---- MATERIAL PROVIDED

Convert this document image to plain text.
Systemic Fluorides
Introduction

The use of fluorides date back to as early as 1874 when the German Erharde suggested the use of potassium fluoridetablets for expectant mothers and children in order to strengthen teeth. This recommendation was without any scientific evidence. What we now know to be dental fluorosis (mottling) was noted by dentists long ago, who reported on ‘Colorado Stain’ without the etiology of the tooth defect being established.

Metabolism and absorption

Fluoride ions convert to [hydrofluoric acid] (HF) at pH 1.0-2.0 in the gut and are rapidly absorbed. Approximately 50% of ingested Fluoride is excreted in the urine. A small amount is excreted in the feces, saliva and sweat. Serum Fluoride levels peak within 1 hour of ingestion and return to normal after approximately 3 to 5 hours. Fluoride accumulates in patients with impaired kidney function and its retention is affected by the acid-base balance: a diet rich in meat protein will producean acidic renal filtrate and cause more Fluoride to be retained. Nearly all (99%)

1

--------
---- MATERIAL PROVIDED

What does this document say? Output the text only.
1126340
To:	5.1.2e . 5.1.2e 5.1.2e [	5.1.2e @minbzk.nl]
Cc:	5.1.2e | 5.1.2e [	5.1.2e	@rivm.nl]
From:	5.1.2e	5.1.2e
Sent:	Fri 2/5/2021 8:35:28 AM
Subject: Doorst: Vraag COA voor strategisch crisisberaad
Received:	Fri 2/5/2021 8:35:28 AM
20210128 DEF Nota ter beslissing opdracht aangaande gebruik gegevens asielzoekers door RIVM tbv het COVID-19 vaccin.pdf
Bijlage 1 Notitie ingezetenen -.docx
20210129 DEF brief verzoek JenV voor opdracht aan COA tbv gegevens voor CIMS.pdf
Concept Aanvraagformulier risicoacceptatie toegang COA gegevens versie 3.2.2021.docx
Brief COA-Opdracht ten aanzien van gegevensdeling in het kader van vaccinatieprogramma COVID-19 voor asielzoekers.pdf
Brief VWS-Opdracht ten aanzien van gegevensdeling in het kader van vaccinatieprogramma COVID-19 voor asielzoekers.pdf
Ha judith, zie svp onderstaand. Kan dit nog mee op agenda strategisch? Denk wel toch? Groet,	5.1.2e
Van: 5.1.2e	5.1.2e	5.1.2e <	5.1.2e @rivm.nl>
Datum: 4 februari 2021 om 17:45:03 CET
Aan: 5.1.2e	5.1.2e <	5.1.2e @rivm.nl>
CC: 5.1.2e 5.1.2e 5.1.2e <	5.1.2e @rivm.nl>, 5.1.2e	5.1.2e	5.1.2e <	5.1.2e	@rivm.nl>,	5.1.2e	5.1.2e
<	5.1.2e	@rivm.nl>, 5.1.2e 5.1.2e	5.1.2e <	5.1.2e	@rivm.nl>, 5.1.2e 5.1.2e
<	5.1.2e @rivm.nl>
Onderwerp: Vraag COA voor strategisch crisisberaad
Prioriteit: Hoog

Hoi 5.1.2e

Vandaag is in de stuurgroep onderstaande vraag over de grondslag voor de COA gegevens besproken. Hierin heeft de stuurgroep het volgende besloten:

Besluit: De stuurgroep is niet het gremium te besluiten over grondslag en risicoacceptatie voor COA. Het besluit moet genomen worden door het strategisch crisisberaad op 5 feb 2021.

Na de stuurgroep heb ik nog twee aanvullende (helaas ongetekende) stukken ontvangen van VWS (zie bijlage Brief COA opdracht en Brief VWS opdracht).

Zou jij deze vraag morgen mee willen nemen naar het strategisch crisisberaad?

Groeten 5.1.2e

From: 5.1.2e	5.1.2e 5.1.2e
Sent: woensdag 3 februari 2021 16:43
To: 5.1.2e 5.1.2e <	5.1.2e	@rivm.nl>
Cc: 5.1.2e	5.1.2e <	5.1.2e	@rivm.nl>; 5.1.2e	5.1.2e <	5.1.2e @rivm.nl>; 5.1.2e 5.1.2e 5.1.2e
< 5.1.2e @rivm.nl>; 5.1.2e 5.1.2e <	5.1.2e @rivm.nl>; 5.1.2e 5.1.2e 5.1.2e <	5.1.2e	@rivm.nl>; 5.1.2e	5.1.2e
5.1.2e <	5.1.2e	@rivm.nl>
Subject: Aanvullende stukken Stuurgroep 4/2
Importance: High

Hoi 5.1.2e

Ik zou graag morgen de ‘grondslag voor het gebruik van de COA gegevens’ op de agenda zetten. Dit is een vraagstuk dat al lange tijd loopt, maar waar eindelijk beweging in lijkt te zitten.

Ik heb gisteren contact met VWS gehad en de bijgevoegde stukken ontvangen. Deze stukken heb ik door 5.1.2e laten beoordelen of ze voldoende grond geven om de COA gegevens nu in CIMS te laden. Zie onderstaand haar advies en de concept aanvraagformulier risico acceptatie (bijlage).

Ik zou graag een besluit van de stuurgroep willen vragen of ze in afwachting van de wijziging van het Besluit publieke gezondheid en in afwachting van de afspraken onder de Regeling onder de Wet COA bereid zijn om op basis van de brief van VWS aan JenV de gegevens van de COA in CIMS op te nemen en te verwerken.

--------

EXERCISE BRIEF = Search the listing above for "gegevensdeling" and copy every line that holds it.

OUTPUT FOR THIS EXERCISE =
Brief COA-Opdracht ten aanzien van gegevensdeling in het kader van vaccinatieprogramma COVID-19 voor asielzoekers.pdf
Brief VWS-Opdracht ten aanzien van gegevensdeling in het kader van vaccinatieprogramma COVID-19 voor asielzoekers.pdf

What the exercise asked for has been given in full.